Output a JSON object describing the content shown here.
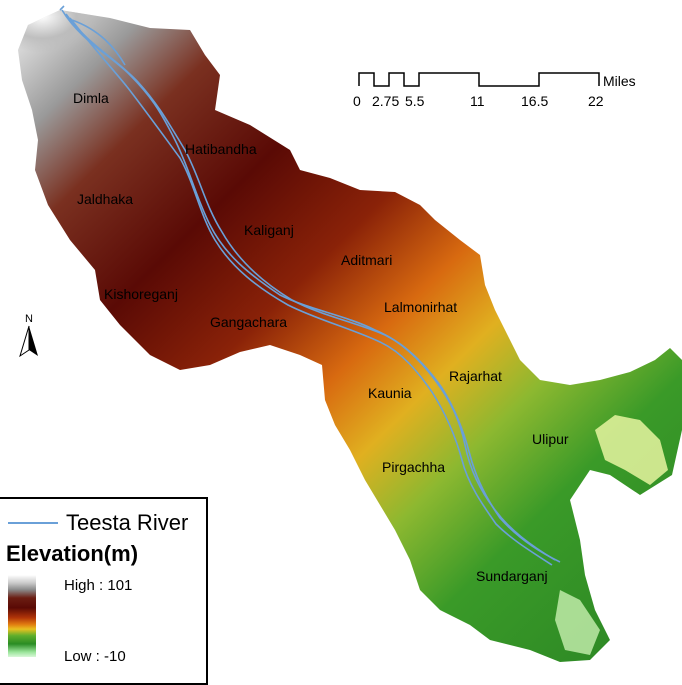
{
  "places": {
    "dimla": "Dimla",
    "hatibandha": "Hatibandha",
    "jaldhaka": "Jaldhaka",
    "kaliganj": "Kaliganj",
    "aditmari": "Aditmari",
    "kishoreganj": "Kishoreganj",
    "gangachara": "Gangachara",
    "lalmonirhat": "Lalmonirhat",
    "rajarhat": "Rajarhat",
    "kaunia": "Kaunia",
    "ulipur": "Ulipur",
    "pirgachha": "Pirgachha",
    "sundarganj": "Sundarganj"
  },
  "scalebar": {
    "unit": "Miles",
    "ticks": [
      "0",
      "2.75",
      "5.5",
      "11",
      "16.5",
      "22"
    ]
  },
  "north_arrow": {
    "label": "N"
  },
  "legend": {
    "river_label": "Teesta River",
    "elevation_title": "Elevation(m)",
    "high_label": "High : 101",
    "low_label": "Low : -10"
  },
  "colors": {
    "river": "#6aa0d8",
    "high": "#ffffff",
    "mid_high": "#5a0a05",
    "mid": "#e07a10",
    "mid_low": "#2a8c24",
    "low": "#d8f8d8"
  }
}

..........

- [THE PROBLEM] Retype the entries word for word. Omit any images.

- [ANSWER TO THIS PROBLEM]
Output a JSON object describing the content shown here.
{
  "places": {
    "dimla": "Dimla",
    "hatibandha": "Hatibandha",
    "jaldhaka": "Jaldhaka",
    "kaliganj": "Kaliganj",
    "aditmari": "Aditmari",
    "kishoreganj": "Kishoreganj",
    "gangachara": "Gangachara",
    "lalmonirhat": "Lalmonirhat",
    "rajarhat": "Rajarhat",
    "kaunia": "Kaunia",
    "ulipur": "Ulipur",
    "pirgachha": "Pirgachha",
    "sundarganj": "Sundarganj"
  },
  "scalebar": {
    "unit": "Miles",
    "ticks": [
      "0",
      "2.75",
      "5.5",
      "11",
      "16.5",
      "22"
    ]
  },
  "north_arrow": {
    "label": "N"
  },
  "legend": {
    "river_label": "Teesta River",
    "elevation_title": "Elevation(m)",
    "high_label": "High : 101",
    "low_label": "Low : -10"
  },
  "colors": {
    "river": "#6aa0d8",
    "high": "#ffffff",
    "mid_high": "#5a0a05",
    "mid": "#e07a10",
    "mid_low": "#2a8c24",
    "low": "#d8f8d8"
  }
}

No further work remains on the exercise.